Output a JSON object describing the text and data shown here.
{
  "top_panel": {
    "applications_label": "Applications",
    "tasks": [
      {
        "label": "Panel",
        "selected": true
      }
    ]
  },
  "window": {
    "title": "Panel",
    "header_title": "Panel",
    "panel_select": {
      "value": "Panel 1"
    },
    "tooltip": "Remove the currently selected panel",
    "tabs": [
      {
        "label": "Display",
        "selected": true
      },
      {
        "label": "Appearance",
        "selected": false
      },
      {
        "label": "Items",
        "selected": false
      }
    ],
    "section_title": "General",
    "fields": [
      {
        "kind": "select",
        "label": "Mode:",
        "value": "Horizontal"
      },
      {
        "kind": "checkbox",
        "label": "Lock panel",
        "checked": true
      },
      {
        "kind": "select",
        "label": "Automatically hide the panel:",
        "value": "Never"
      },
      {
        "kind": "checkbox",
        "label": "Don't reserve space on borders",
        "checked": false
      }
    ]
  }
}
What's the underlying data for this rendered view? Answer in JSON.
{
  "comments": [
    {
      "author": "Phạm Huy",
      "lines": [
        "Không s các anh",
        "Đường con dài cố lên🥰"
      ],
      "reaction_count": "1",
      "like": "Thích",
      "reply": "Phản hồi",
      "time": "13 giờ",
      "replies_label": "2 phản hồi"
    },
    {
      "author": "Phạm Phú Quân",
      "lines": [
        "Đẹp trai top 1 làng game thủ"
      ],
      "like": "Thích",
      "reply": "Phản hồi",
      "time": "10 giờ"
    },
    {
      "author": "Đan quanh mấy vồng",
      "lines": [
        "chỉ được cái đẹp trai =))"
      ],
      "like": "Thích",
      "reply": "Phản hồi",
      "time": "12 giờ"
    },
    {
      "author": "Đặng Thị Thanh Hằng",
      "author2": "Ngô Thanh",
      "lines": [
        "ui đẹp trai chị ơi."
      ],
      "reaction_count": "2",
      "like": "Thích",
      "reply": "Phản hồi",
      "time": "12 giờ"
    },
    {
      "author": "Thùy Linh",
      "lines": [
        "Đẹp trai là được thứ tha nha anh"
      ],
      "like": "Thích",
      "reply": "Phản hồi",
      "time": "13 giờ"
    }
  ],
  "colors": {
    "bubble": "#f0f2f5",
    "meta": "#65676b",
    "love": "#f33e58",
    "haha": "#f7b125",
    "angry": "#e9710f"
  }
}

→ Problem details: From the listing above, report the number of lines containing the string "Thanh", without any accompanying remarks.

→ Solution to this task: 2